** START OF Provided data **

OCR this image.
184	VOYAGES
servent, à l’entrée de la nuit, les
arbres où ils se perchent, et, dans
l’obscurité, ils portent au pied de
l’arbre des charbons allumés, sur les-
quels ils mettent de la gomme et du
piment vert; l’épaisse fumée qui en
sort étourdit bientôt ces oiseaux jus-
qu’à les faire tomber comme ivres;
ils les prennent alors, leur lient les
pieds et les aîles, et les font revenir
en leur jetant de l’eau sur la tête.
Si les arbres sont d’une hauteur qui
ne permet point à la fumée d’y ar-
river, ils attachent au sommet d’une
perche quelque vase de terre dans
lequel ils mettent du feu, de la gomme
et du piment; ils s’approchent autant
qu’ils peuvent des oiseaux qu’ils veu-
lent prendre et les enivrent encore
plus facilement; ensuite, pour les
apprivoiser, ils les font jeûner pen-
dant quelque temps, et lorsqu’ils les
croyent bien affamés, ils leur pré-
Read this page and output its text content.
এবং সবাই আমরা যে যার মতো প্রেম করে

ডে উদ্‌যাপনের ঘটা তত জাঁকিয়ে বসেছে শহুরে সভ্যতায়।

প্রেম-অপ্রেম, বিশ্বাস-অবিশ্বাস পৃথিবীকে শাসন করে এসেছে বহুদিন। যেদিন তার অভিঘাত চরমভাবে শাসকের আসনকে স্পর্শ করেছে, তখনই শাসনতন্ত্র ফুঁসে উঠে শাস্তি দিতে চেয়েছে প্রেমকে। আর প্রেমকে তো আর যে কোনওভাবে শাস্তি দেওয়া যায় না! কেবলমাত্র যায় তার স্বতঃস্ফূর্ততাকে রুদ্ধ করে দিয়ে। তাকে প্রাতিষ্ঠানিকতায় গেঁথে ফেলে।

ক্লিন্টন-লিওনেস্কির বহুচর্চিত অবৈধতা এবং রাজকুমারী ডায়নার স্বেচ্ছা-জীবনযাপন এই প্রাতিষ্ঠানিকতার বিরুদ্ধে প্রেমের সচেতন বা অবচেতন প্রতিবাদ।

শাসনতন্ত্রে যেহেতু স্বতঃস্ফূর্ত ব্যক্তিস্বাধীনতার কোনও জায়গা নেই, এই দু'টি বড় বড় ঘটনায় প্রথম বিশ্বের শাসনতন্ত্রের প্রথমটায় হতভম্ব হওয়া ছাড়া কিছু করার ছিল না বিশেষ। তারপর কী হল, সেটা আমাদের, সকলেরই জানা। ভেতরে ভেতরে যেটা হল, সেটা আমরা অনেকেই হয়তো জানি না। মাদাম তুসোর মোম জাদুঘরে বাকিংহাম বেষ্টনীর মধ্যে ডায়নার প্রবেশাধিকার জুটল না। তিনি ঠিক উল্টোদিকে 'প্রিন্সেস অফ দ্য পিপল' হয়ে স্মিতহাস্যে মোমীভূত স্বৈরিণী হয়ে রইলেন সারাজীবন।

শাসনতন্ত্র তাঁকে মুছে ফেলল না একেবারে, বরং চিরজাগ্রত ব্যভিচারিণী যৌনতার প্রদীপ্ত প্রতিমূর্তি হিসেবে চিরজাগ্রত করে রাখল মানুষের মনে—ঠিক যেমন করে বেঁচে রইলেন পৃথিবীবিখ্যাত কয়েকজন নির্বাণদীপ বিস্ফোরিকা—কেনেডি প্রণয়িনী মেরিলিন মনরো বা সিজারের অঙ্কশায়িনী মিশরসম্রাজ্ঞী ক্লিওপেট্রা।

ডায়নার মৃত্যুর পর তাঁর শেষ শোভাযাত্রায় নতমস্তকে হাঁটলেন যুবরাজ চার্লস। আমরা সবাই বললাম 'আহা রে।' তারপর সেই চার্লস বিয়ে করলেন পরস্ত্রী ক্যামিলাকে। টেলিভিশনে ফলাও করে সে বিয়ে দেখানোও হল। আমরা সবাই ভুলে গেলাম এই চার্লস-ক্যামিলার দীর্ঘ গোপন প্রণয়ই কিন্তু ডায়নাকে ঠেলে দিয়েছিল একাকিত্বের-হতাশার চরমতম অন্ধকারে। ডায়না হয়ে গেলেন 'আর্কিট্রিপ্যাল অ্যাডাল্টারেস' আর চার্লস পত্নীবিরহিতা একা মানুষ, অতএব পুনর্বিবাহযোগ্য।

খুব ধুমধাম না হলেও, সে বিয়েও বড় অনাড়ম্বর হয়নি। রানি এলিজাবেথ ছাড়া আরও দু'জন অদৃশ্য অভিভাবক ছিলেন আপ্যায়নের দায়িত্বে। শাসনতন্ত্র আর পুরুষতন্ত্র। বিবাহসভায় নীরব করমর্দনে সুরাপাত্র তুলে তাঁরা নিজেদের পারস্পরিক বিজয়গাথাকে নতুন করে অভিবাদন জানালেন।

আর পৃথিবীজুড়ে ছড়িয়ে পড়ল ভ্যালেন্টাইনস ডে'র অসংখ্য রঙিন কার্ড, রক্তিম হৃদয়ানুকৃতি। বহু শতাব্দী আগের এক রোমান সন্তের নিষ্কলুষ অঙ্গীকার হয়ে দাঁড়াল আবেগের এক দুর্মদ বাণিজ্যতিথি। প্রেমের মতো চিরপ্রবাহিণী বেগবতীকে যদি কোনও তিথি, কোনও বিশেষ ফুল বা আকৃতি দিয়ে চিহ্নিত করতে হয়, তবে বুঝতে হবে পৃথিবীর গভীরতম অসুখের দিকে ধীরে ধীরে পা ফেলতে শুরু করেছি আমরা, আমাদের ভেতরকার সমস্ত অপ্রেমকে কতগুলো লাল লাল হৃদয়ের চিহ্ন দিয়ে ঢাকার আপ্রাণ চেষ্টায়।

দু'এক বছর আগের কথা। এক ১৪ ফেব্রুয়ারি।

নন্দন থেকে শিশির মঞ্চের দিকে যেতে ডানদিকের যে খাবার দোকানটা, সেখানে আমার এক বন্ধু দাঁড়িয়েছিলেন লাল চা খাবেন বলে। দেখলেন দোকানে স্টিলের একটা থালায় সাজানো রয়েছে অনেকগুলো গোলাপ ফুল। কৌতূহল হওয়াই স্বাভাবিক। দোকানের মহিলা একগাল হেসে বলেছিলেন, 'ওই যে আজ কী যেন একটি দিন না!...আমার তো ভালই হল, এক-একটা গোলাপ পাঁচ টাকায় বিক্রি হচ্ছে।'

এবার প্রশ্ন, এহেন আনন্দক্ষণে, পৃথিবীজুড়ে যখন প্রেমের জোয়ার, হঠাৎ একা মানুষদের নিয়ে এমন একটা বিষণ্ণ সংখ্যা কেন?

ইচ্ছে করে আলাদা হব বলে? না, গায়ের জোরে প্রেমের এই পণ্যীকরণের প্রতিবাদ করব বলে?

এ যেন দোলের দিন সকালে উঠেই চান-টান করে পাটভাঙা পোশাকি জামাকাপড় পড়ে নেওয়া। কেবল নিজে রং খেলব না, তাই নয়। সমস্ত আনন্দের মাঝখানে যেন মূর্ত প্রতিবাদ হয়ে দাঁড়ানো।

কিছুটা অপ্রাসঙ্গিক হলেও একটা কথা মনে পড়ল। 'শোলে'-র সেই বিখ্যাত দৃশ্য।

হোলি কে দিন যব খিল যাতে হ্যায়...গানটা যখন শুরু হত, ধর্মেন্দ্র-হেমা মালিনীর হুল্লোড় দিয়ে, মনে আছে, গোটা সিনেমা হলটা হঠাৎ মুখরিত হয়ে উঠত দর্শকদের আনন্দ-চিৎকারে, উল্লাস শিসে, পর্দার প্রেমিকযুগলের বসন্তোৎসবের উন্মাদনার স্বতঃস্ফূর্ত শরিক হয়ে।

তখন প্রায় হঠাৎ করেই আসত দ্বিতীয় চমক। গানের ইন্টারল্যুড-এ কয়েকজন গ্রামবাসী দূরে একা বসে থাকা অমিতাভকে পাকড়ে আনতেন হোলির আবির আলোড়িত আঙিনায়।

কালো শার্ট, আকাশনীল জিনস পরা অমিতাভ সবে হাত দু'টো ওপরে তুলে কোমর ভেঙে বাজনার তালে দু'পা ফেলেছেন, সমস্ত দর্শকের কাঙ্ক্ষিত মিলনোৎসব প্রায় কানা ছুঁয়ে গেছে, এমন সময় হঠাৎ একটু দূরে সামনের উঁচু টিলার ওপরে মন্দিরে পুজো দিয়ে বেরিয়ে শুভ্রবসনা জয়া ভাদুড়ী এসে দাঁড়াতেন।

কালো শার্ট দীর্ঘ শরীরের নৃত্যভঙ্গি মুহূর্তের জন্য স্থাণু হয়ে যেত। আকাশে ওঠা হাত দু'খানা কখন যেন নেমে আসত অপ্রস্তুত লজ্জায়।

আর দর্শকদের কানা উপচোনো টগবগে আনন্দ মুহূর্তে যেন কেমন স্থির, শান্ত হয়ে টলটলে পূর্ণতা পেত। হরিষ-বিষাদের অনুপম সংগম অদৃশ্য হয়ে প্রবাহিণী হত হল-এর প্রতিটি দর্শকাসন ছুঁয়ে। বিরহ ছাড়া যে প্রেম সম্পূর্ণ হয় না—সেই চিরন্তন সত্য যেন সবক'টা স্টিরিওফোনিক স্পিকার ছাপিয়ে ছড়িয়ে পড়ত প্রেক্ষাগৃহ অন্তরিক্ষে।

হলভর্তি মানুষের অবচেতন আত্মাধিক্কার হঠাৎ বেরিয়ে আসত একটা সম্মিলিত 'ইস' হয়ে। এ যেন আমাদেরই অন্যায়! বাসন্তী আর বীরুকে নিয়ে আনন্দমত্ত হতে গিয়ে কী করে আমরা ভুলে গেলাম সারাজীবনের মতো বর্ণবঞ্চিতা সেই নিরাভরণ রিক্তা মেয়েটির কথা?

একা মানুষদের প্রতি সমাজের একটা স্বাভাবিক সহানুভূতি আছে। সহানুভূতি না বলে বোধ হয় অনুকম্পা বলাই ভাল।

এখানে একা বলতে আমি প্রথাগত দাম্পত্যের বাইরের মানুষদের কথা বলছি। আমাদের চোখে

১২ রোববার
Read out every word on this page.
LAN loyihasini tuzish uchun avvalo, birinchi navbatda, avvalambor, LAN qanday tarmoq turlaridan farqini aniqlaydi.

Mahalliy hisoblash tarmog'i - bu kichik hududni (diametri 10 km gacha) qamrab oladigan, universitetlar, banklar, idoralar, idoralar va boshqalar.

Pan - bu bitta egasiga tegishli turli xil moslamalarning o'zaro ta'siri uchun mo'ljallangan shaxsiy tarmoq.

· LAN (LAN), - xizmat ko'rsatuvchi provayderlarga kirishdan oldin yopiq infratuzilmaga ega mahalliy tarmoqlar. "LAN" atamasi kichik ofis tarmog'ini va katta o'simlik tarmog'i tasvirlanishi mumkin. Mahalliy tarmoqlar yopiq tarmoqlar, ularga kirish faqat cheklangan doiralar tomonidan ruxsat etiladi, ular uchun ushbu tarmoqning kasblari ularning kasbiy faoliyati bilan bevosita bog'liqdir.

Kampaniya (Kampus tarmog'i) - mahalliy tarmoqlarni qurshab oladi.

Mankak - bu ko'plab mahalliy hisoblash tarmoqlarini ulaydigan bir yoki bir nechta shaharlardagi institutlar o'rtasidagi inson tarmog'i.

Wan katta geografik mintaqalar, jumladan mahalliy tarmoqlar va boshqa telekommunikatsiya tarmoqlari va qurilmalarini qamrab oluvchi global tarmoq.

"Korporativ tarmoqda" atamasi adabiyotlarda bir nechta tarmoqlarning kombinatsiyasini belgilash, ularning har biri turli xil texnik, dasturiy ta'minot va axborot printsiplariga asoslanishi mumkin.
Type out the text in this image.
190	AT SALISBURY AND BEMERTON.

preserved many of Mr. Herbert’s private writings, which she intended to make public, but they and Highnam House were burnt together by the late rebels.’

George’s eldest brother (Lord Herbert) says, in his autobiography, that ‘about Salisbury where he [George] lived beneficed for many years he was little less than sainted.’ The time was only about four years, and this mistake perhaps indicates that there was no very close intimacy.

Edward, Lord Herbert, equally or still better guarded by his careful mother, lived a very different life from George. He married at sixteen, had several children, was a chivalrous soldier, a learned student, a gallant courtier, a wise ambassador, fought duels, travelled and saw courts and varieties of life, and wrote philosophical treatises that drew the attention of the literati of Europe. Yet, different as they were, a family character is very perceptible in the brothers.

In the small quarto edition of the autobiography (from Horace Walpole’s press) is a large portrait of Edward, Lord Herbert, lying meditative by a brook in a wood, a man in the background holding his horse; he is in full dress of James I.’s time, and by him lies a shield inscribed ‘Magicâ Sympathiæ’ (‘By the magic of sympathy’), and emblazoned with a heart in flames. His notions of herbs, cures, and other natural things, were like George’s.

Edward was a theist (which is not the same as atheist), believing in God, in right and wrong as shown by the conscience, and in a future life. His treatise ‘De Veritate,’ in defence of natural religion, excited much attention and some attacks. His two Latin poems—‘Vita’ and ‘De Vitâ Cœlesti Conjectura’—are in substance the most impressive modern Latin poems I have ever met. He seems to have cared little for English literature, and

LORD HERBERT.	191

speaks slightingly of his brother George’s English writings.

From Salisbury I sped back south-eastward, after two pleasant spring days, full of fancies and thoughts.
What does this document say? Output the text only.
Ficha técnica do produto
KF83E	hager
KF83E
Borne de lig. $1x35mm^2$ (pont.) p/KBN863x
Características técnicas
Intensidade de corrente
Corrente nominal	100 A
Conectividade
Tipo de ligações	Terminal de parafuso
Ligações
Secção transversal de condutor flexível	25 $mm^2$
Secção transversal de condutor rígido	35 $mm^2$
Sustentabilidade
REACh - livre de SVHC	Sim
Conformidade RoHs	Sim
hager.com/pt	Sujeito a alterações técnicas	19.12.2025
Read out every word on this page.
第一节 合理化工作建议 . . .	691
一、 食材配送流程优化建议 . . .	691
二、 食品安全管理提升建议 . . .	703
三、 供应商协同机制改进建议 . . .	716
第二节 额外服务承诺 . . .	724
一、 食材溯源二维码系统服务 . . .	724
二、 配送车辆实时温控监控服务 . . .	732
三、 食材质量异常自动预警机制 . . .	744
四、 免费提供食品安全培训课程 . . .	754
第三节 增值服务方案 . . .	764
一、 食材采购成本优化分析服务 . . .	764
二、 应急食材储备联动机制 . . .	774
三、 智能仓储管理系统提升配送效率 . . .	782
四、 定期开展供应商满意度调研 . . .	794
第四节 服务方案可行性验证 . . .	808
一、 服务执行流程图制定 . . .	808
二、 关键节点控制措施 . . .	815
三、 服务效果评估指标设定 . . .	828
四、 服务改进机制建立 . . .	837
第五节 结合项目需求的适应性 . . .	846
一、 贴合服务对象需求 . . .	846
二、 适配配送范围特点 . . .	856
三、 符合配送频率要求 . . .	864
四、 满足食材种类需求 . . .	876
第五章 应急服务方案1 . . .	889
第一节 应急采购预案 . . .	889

** END OF Provided data **

Problem details:
Pull every line containing "many" from the data.

Final answer:
preserved many of Mr. Herbert’s private writings, which she intended to make public, but they and Highnam House were burnt together by the late rebels.’
George’s eldest brother (Lord Herbert) says, in his autobiography, that ‘about Salisbury where he [George] lived beneficed for many years he was little less than sainted.’ The time was only about four years, and this mistake perhaps indicates that there was no very close intimacy.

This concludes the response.